Work instructions> Rewrite the lines from the very first one through the one containing "table-row: Luxembourg 5.3", changing each "value-cell" to "number-cell" and leaving everything else the same.
begin Data listing
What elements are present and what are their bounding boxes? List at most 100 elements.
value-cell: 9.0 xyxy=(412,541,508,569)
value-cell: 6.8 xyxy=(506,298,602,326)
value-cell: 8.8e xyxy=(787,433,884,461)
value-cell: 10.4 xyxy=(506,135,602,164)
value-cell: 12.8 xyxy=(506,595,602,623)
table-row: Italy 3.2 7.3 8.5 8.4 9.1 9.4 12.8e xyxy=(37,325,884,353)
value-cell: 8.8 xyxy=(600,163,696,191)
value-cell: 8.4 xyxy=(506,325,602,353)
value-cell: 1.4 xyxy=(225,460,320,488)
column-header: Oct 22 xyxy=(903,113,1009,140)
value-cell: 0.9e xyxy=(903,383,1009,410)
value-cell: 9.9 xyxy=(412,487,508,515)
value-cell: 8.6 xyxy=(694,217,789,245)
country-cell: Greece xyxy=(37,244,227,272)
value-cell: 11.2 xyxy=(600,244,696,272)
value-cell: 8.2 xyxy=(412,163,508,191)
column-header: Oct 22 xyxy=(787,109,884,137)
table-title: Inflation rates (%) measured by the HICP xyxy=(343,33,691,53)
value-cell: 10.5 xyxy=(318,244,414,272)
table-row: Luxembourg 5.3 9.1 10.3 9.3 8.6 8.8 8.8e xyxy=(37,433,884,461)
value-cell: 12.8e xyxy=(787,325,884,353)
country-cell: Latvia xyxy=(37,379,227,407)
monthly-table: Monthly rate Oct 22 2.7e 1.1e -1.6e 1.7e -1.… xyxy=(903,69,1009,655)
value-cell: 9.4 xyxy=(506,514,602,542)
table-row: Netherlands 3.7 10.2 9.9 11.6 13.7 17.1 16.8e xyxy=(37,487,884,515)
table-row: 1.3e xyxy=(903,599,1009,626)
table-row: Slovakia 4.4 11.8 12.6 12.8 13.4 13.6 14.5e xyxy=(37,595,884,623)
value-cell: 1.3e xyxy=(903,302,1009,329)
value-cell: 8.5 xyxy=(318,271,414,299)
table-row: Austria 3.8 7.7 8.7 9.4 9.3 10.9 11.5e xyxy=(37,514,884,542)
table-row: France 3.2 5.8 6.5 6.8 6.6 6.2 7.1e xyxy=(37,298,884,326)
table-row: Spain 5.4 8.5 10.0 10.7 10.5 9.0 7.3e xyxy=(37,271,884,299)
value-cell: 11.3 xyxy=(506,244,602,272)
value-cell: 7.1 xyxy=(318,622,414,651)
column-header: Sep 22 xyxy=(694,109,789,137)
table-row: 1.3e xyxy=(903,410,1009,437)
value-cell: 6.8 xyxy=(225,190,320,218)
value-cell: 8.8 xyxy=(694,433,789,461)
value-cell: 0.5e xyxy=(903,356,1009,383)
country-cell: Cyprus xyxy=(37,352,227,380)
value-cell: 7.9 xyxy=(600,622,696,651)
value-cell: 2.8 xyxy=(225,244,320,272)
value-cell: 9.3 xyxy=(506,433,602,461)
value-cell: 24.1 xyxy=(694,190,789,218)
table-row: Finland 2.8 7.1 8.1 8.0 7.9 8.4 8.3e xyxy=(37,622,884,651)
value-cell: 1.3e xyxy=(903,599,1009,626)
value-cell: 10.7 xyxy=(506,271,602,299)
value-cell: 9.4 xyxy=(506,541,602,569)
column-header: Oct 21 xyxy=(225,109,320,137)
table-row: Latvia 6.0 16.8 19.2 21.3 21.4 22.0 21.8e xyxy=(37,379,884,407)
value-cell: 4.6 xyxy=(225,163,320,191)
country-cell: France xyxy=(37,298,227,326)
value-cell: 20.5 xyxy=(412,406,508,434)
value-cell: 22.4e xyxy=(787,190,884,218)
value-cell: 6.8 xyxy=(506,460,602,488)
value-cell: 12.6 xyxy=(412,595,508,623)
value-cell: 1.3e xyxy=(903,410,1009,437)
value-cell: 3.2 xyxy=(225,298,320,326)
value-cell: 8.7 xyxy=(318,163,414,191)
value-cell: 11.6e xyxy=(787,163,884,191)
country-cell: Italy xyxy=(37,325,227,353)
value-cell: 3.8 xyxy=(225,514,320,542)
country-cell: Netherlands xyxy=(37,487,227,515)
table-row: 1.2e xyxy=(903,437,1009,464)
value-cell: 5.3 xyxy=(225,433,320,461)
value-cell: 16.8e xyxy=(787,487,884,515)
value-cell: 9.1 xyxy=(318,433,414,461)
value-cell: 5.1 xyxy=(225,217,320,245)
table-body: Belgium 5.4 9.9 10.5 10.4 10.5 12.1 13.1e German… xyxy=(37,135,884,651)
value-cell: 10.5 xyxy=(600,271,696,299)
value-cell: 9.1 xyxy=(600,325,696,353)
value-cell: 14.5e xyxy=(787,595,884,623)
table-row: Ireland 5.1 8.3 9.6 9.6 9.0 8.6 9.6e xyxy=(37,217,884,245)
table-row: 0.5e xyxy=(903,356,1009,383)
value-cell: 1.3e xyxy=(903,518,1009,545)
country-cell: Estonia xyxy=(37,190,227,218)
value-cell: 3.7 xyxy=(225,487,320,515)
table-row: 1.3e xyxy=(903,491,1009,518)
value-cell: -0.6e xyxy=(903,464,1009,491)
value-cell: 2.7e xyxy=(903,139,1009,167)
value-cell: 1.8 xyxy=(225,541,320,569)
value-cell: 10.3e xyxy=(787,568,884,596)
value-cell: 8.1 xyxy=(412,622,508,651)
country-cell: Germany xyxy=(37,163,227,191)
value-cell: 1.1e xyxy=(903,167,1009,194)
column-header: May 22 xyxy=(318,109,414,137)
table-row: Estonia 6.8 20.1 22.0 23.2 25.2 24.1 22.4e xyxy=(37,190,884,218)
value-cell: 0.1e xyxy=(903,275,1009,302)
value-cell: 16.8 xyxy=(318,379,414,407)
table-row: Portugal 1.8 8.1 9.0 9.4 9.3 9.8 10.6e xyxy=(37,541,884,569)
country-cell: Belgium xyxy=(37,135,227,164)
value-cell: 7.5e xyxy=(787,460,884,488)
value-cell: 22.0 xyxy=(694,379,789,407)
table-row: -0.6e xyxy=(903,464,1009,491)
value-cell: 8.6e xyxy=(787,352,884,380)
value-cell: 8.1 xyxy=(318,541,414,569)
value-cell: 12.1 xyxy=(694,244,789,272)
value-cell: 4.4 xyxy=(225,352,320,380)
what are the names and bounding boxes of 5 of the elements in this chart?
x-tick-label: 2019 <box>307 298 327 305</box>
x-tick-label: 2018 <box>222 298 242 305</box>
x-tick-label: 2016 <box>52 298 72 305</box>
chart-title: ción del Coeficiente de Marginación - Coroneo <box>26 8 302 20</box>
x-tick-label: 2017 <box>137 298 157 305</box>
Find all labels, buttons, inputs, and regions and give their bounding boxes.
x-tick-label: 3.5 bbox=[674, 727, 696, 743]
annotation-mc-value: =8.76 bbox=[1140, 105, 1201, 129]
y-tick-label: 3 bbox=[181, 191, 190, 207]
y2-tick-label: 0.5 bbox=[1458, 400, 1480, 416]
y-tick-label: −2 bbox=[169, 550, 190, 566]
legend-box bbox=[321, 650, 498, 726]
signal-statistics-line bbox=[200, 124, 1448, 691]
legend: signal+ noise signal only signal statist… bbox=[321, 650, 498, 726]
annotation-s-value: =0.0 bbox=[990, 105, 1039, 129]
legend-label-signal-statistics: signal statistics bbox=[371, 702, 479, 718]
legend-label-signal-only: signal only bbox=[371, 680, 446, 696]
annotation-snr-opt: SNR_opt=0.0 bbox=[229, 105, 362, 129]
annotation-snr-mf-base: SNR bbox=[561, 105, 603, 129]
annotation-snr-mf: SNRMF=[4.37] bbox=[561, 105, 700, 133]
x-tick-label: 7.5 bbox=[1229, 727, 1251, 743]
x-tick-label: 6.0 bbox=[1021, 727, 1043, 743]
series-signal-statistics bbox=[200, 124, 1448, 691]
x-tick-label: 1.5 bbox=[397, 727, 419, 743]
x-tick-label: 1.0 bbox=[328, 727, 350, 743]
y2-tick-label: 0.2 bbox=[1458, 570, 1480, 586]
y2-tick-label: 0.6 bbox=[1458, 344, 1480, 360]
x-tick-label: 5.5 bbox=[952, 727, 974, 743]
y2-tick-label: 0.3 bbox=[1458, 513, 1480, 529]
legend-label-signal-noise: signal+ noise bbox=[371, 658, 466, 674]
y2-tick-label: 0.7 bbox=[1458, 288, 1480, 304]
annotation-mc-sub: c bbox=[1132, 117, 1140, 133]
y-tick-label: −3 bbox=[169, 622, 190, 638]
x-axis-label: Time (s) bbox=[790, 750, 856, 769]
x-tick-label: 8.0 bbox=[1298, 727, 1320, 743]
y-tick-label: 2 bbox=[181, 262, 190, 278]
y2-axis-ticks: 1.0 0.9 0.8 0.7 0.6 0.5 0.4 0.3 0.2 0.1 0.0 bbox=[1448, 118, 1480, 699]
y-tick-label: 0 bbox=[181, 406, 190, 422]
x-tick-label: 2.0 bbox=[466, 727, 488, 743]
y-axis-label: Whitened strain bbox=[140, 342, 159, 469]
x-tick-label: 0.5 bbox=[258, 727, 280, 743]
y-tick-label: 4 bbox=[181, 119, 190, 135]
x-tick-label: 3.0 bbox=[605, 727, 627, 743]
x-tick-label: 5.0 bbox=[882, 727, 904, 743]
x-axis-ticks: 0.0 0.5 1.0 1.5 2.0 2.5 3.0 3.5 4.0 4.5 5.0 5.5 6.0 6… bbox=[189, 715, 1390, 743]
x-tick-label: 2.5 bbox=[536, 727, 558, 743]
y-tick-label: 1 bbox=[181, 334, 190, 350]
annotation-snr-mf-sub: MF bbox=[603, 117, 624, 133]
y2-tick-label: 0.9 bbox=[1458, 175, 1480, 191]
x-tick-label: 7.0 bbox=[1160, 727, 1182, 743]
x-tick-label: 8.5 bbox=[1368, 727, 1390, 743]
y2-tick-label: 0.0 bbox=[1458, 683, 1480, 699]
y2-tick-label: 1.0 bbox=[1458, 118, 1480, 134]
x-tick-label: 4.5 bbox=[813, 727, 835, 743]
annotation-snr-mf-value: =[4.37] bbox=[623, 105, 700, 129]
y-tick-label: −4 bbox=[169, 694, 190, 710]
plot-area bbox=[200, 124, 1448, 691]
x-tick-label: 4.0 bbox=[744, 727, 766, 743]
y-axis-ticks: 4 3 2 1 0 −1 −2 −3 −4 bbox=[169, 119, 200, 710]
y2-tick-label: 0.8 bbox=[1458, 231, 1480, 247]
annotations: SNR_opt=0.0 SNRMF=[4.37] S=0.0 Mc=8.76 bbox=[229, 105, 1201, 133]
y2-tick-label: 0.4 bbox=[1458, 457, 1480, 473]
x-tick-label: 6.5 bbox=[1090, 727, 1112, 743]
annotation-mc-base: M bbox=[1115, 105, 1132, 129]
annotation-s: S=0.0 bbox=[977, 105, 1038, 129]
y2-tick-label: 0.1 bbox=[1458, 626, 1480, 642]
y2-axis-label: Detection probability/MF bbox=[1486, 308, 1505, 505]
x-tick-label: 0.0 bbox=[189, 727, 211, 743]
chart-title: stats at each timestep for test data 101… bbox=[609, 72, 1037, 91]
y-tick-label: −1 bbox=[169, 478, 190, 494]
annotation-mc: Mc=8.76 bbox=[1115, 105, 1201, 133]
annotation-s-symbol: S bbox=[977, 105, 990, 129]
end Data listing
Exercise solution>
What elements are present and what are their bounding boxes? List at most 100 elements.
number-cell: 9.0 xyxy=(412,541,508,569)
number-cell: 6.8 xyxy=(506,298,602,326)
number-cell: 8.8e xyxy=(787,433,884,461)
number-cell: 10.4 xyxy=(506,135,602,164)
number-cell: 12.8 xyxy=(506,595,602,623)
table-row: Italy 3.2 7.3 8.5 8.4 9.1 9.4 12.8e xyxy=(37,325,884,353)
number-cell: 8.8 xyxy=(600,163,696,191)
number-cell: 8.4 xyxy=(506,325,602,353)
number-cell: 1.4 xyxy=(225,460,320,488)
column-header: Oct 22 xyxy=(903,113,1009,140)
number-cell: 0.9e xyxy=(903,383,1009,410)
number-cell: 9.9 xyxy=(412,487,508,515)
number-cell: 8.6 xyxy=(694,217,789,245)
country-cell: Greece xyxy=(37,244,227,272)
number-cell: 11.2 xyxy=(600,244,696,272)
number-cell: 8.2 xyxy=(412,163,508,191)
column-header: Oct 22 xyxy=(787,109,884,137)
table-title: Inflation rates (%) measured by the HICP xyxy=(343,33,691,53)
number-cell: 10.5 xyxy=(318,244,414,272)
table-row: Luxembourg 5.3 9.1 10.3 9.3 8.6 8.8 8.8e xyxy=(37,433,884,461)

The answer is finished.